Task goal:
Print every entry, word for word, and skip the images.

[Start Materials provided]

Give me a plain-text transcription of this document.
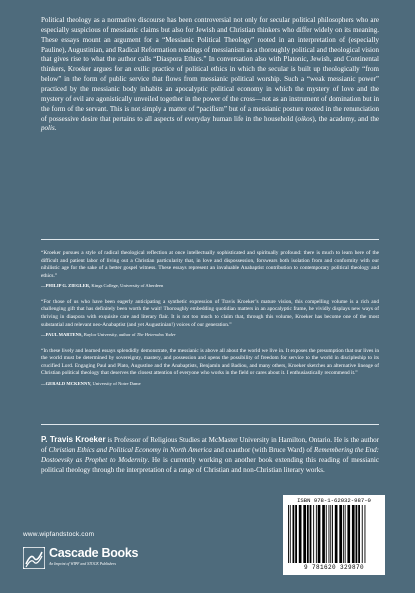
Political theology as a normative discourse has been controversial not only for secular political philosophers who are especially suspicious of messianic claims but also for Jewish and Christian thinkers who differ widely on its meaning. These essays mount an argument for a “Messianic Political Theology” rooted in an interpretation of (especially Pauline), Augustinian, and Radical Reformation readings of messianism as a thoroughly political and theological vision that gives rise to what the author calls “Diaspora Ethics.” In conversation also with Platonic, Jewish, and Continental thinkers, Kroeker argues for an exilic practice of political ethics in which the secular is built up theologically “from below” in the form of public service that flows from messianic political worship. Such a “weak messianic power” practiced by the messianic body inhabits an apocalyptic political economy in which the mystery of love and the mystery of evil are agonistically unveiled together in the power of the cross—not as an instrument of domination but in the form of the servant. This is not simply a matter of “pacifism” but of a messianic posture rooted in the renunciation of possessive desire that pertains to all aspects of everyday human life in the household (oikos), the academy, and the polis.

“Kroeker pursues a style of radical theological reflection at once intellectually sophisticated and spiritually profound: there is much to learn here of the difficult and patient labor of living out a Christian particularity that, in love and dispossession, forswears both isolation from and conformity with our nihilistic age for the sake of a better gospel witness. These essays represent an invaluable Anabaptist contribution to contemporary political theology and ethics.”

—PHILIP G. ZIEGLER, Kings College, University of Aberdeen

“For those of us who have been eagerly anticipating a synthetic expression of Travis Kroeker’s mature vision, this compelling volume is a rich and challenging gift that has definitely been worth the wait! Thoroughly embedding quotidian matters in an apocalyptic frame, he vividly displays new ways of thriving in diaspora with exquisite care and literary flair. It is not too much to claim that, through this volume, Kroeker has become one of the most substantial and relevant neo-Anabaptist (and yet Augustinian!) voices of our generation.”

—PAUL MARTENS, Baylor University, author of The Heterodox Yoder

“In these lively and learned essays splendidly demonstrate, the messianic is above all about the world we live in. It exposes the presumption that our lives in the world must be determined by sovereignty, mastery, and possession and opens the possibility of freedom for service to the world in discipleship to its crucified Lord. Engaging Paul and Plato, Augustine and the Anabaptists, Benjamin and Badiou, and many others, Kroeker sketches an alternative lineage of Christian political theology that deserves the closest attention of everyone who works in the field or cares about it. I enthusiastically recommend it.”

—GERALD MCKENNY, University of Notre Dame

P. Travis Kroeker is Professor of Religious Studies at McMaster University in Hamilton, Ontario. He is the author of Christian Ethics and Political Economy in North America and coauthor (with Bruce Ward) of Remembering the End: Dostoevsky as Prophet to Modernity. He is currently working on another book extending this reading of messianic political theology through the interpretation of a range of Christian and non-Christian literary works.

www.wipfandstock.com
Cascade Books
An Imprint of WIPF and STOCK Publishers
ISBN 978-1-62032-987-0
9 781620 329870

[End Materials provided]

Exercise answer:
Give me a plain-text transcription of this document.
Political theology as a normative discourse has been controversial not only for secular political philosophers who are especially suspicious of messianic claims but also for Jewish and Christian thinkers who differ widely on its meaning. These essays mount an argument for a “Messianic Political Theology” rooted in an interpretation of (especially Pauline), Augustinian, and Radical Reformation readings of messianism as a thoroughly political and theological vision that gives rise to what the author calls “Diaspora Ethics.” In conversation also with Platonic, Jewish, and Continental thinkers, Kroeker argues for an exilic practice of political ethics in which the secular is built up theologically “from below” in the form of public service that flows from messianic political worship. Such a “weak messianic power” practiced by the messianic body inhabits an apocalyptic political economy in which the mystery of love and the mystery of evil are agonistically unveiled together in the power of the cross—not as an instrument of domination but in the form of the servant. This is not simply a matter of “pacifism” but of a messianic posture rooted in the renunciation of possessive desire that pertains to all aspects of everyday human life in the household (oikos), the academy, and the polis.

“Kroeker pursues a style of radical theological reflection at once intellectually sophisticated and spiritually profound: there is much to learn here of the difficult and patient labor of living out a Christian particularity that, in love and dispossession, forswears both isolation from and conformity with our nihilistic age for the sake of a better gospel witness. These essays represent an invaluable Anabaptist contribution to contemporary political theology and ethics.”

—PHILIP G. ZIEGLER, Kings College, University of Aberdeen

“For those of us who have been eagerly anticipating a synthetic expression of Travis Kroeker’s mature vision, this compelling volume is a rich and challenging gift that has definitely been worth the wait! Thoroughly embedding quotidian matters in an apocalyptic frame, he vividly displays new ways of thriving in diaspora with exquisite care and literary flair. It is not too much to claim that, through this volume, Kroeker has become one of the most substantial and relevant neo-Anabaptist (and yet Augustinian!) voices of our generation.”

—PAUL MARTENS, Baylor University, author of The Heterodox Yoder

“In these lively and learned essays splendidly demonstrate, the messianic is above all about the world we live in. It exposes the presumption that our lives in the world must be determined by sovereignty, mastery, and possession and opens the possibility of freedom for service to the world in discipleship to its crucified Lord. Engaging Paul and Plato, Augustine and the Anabaptists, Benjamin and Badiou, and many others, Kroeker sketches an alternative lineage of Christian political theology that deserves the closest attention of everyone who works in the field or cares about it. I enthusiastically recommend it.”

—GERALD MCKENNY, University of Notre Dame

P. Travis Kroeker is Professor of Religious Studies at McMaster University in Hamilton, Ontario. He is the author of Christian Ethics and Political Economy in North America and coauthor (with Bruce Ward) of Remembering the End: Dostoevsky as Prophet to Modernity. He is currently working on another book extending this reading of messianic political theology through the interpretation of a range of Christian and non-Christian literary works.

www.wipfandstock.com
Cascade Books
An Imprint of WIPF and STOCK Publishers
ISBN 978-1-62032-987-0
9 781620 329870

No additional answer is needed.